▶ _PROBLEM DETAILS_:
Copy the lines below as they are; omit the images they contain.

-- start of RECORDS FOR PROCESSING --

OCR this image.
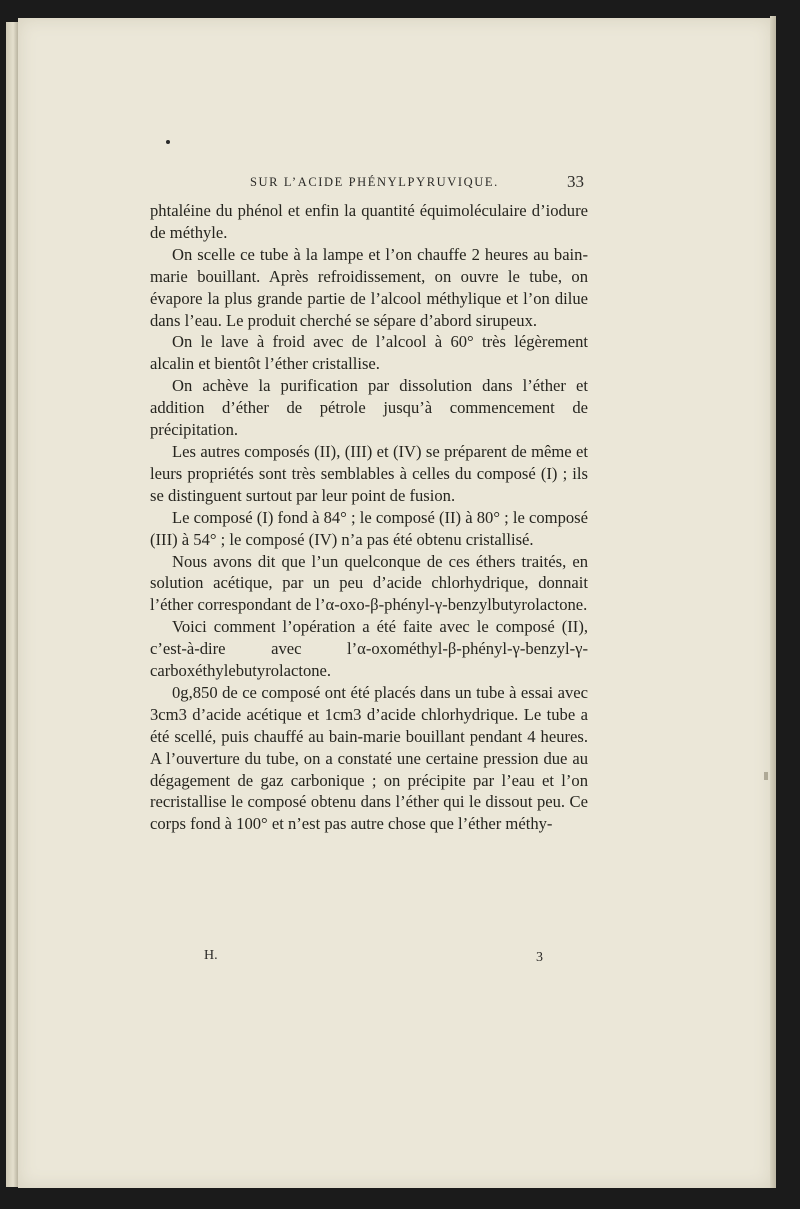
SUR L’ACIDE PHÉNYLPYRUVIQUE.	33

phtaléine du phénol et enfin la quantité équimoléculaire d’iodure de méthyle.

On scelle ce tube à la lampe et l’on chauffe 2 heures au bain-marie bouillant. Après refroidissement, on ouvre le tube, on évapore la plus grande partie de l’alcool méthylique et l’on dilue dans l’eau. Le produit cherché se sépare d’abord sirupeux.

On le lave à froid avec de l’alcool à 60° très légèrement alcalin et bientôt l’éther cristallise.

On achève la purification par dissolution dans l’éther et addition d’éther de pétrole jusqu’à commencement de précipitation.

Les autres composés (II), (III) et (IV) se préparent de même et leurs propriétés sont très semblables à celles du composé (I) ; ils se distinguent surtout par leur point de fusion.

Le composé (I) fond à 84° ; le composé (II) à 80° ; le composé (III) à 54° ; le composé (IV) n’a pas été obtenu cristallisé.

Nous avons dit que l’un quelconque de ces éthers traités, en solution acétique, par un peu d’acide chlorhydrique, donnait l’éther correspondant de l’α-oxo-β-phényl-γ-benzylbutyrolactone.

Voici comment l’opération a été faite avec le composé (II), c’est-à-dire avec l’α-oxométhyl-β-phényl-γ-benzyl-γ-carboxéthylebutyrolactone.

0g,850 de ce composé ont été placés dans un tube à essai avec 3cm3 d’acide acétique et 1cm3 d’acide chlorhydrique. Le tube a été scellé, puis chauffé au bain-marie bouillant pendant 4 heures. A l’ouverture du tube, on a constaté une certaine pression due au dégagement de gaz carbonique ; on précipite par l’eau et l’on recristallise le composé obtenu dans l’éther qui le dissout peu. Ce corps fond à 100° et n’est pas autre chose que l’éther méthy-

H.	3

-- end of RECORDS FOR PROCESSING --

▶ _THE COMPLETED TASK_:
OCR this image.
SUR L’ACIDE PHÉNYLPYRUVIQUE.	33

phtaléine du phénol et enfin la quantité équimoléculaire d’iodure de méthyle.

On scelle ce tube à la lampe et l’on chauffe 2 heures au bain-marie bouillant. Après refroidissement, on ouvre le tube, on évapore la plus grande partie de l’alcool méthylique et l’on dilue dans l’eau. Le produit cherché se sépare d’abord sirupeux.

On le lave à froid avec de l’alcool à 60° très légèrement alcalin et bientôt l’éther cristallise.

On achève la purification par dissolution dans l’éther et addition d’éther de pétrole jusqu’à commencement de précipitation.

Les autres composés (II), (III) et (IV) se préparent de même et leurs propriétés sont très semblables à celles du composé (I) ; ils se distinguent surtout par leur point de fusion.

Le composé (I) fond à 84° ; le composé (II) à 80° ; le composé (III) à 54° ; le composé (IV) n’a pas été obtenu cristallisé.

Nous avons dit que l’un quelconque de ces éthers traités, en solution acétique, par un peu d’acide chlorhydrique, donnait l’éther correspondant de l’α-oxo-β-phényl-γ-benzylbutyrolactone.

Voici comment l’opération a été faite avec le composé (II), c’est-à-dire avec l’α-oxométhyl-β-phényl-γ-benzyl-γ-carboxéthylebutyrolactone.

0g,850 de ce composé ont été placés dans un tube à essai avec 3cm3 d’acide acétique et 1cm3 d’acide chlorhydrique. Le tube a été scellé, puis chauffé au bain-marie bouillant pendant 4 heures. A l’ouverture du tube, on a constaté une certaine pression due au dégagement de gaz carbonique ; on précipite par l’eau et l’on recristallise le composé obtenu dans l’éther qui le dissout peu. Ce corps fond à 100° et n’est pas autre chose que l’éther méthy-

H.	3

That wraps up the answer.